**Filas de datos**.
☆ ☆ ☆ ☆ ☆

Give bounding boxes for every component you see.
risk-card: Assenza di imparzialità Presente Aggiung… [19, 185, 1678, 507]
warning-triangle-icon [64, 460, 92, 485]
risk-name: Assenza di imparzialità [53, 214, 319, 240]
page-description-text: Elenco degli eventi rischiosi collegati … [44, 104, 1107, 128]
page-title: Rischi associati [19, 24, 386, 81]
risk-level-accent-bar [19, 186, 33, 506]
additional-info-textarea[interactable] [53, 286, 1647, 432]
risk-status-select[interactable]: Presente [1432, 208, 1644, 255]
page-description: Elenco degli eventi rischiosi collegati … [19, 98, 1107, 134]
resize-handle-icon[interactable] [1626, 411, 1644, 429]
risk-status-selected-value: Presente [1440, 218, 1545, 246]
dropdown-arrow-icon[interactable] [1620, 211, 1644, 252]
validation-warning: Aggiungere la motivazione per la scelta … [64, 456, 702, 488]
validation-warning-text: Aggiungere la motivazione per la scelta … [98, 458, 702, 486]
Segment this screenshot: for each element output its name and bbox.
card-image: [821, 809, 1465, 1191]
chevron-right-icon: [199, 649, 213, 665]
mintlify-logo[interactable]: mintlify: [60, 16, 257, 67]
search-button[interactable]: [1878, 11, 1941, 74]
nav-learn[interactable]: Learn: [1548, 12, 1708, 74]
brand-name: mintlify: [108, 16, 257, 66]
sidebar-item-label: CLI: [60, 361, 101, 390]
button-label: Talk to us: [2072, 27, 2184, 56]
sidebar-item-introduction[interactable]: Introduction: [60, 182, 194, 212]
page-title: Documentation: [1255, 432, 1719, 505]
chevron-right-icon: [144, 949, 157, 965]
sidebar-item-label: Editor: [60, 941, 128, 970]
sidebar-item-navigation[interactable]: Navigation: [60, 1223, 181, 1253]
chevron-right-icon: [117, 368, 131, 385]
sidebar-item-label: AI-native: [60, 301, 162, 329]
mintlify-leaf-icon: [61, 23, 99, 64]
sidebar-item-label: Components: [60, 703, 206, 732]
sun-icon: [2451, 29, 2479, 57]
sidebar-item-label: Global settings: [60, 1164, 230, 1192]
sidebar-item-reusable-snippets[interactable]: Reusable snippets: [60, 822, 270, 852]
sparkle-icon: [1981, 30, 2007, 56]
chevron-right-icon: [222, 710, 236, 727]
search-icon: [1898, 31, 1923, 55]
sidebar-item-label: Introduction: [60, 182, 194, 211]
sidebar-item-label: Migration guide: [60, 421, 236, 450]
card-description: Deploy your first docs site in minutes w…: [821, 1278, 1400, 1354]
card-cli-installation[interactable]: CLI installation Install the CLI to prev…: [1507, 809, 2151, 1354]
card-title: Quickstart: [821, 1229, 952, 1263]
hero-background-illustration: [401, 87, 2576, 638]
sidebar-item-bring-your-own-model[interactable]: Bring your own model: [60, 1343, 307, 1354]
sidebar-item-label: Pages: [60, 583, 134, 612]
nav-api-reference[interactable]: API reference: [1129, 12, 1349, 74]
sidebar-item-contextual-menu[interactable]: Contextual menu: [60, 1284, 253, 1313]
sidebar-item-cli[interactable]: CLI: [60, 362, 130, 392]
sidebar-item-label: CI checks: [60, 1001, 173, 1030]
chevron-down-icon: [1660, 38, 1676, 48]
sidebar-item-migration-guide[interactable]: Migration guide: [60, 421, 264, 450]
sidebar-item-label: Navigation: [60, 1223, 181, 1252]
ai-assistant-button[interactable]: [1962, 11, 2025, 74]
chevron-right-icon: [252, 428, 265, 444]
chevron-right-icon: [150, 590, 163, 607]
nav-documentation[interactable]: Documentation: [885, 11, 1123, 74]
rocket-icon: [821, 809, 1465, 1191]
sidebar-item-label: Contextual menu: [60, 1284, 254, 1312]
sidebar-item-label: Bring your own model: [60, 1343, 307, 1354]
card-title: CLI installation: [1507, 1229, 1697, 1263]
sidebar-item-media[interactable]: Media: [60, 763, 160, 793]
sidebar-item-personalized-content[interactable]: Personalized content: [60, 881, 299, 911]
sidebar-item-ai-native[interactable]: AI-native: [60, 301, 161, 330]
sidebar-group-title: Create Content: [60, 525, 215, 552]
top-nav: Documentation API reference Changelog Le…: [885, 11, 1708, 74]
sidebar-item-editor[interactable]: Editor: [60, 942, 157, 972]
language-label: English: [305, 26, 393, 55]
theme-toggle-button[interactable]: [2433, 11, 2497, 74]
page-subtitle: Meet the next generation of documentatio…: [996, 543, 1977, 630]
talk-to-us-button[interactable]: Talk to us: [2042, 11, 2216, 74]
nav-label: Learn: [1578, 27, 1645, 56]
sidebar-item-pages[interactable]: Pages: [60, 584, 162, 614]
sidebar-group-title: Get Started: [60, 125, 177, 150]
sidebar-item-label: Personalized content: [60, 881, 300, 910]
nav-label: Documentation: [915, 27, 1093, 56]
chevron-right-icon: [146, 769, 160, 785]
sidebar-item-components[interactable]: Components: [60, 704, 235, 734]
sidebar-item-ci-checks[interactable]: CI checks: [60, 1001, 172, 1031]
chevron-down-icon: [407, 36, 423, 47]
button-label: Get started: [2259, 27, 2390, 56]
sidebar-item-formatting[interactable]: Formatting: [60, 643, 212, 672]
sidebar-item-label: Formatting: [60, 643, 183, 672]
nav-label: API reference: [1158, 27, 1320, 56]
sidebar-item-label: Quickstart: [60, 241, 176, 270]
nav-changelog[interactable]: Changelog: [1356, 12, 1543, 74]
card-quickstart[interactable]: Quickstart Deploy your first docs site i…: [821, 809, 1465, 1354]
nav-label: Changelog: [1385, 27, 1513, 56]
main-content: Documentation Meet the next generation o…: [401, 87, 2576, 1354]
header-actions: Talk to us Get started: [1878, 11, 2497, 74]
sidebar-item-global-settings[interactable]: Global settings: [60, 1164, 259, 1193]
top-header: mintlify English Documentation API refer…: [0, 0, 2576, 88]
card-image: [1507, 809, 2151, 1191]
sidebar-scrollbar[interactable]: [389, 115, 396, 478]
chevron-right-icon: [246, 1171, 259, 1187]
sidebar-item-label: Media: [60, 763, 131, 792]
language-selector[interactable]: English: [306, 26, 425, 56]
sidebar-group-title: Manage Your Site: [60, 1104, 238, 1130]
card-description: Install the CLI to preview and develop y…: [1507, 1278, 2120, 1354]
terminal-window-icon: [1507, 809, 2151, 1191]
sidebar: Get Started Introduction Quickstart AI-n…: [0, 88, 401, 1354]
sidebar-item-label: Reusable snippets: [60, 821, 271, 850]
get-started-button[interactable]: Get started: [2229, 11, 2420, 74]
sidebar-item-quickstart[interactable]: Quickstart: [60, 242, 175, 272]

☆ ☆ ☆ ☆ ☆

**La tarea**. Reescribe como lista numerada el tramo que va desde el inicio de las líneas hasta la línea que contiene "sidebar-item-label: Migration guide: [60, 421, 236, 450]", ambas incluidas. Omite las líneas en blanco.

**La respuesta**.
1. Give bounding boxes for every component you see.
2. risk-card: Assenza di imparzialità Presente Aggiung… [19, 185, 1678, 507]
3. warning-triangle-icon [64, 460, 92, 485]
4. risk-name: Assenza di imparzialità [53, 214, 319, 240]
5. page-description-text: Elenco degli eventi rischiosi collegati … [44, 104, 1107, 128]
6. page-title: Rischi associati [19, 24, 386, 81]
7. risk-level-accent-bar [19, 186, 33, 506]
8. additional-info-textarea[interactable] [53, 286, 1647, 432]
9. risk-status-select[interactable]: Presente [1432, 208, 1644, 255]
10. page-description: Elenco degli eventi rischiosi collegati … [19, 98, 1107, 134]
11. resize-handle-icon[interactable] [1626, 411, 1644, 429]
12. risk-status-selected-value: Presente [1440, 218, 1545, 246]
13. dropdown-arrow-icon[interactable] [1620, 211, 1644, 252]
14. validation-warning: Aggiungere la motivazione per la scelta … [64, 456, 702, 488]
15. validation-warning-text: Aggiungere la motivazione per la scelta … [98, 458, 702, 486]
16. Segment this screenshot: for each element output its name and bbox.
17. card-image: [821, 809, 1465, 1191]
18. chevron-right-icon: [199, 649, 213, 665]
19. mintlify-logo[interactable]: mintlify: [60, 16, 257, 67]
20. search-button[interactable]: [1878, 11, 1941, 74]
21. nav-learn[interactable]: Learn: [1548, 12, 1708, 74]
22. brand-name: mintlify: [108, 16, 257, 66]
23. sidebar-item-label: CLI: [60, 361, 101, 390]
24. button-label: Talk to us: [2072, 27, 2184, 56]
25. sidebar-item-introduction[interactable]: Introduction: [60, 182, 194, 212]
26. page-title: Documentation: [1255, 432, 1719, 505]
27. chevron-right-icon: [144, 949, 157, 965]
28. sidebar-item-label: Editor: [60, 941, 128, 970]
29. sidebar-item-navigation[interactable]: Navigation: [60, 1223, 181, 1253]
30. chevron-right-icon: [117, 368, 131, 385]
31. sidebar-item-label: AI-native: [60, 301, 162, 329]
32. mintlify-leaf-icon: [61, 23, 99, 64]
33. sidebar-item-label: Components: [60, 703, 206, 732]
34. sun-icon: [2451, 29, 2479, 57]
35. sidebar-item-label: Global settings: [60, 1164, 230, 1192]
36. sidebar-item-reusable-snippets[interactable]: Reusable snippets: [60, 822, 270, 852]
37. sparkle-icon: [1981, 30, 2007, 56]
38. chevron-right-icon: [222, 710, 236, 727]
39. search-icon: [1898, 31, 1923, 55]
40. sidebar-item-label: Introduction: [60, 182, 194, 211]
41. sidebar-item-label: Migration guide: [60, 421, 236, 450]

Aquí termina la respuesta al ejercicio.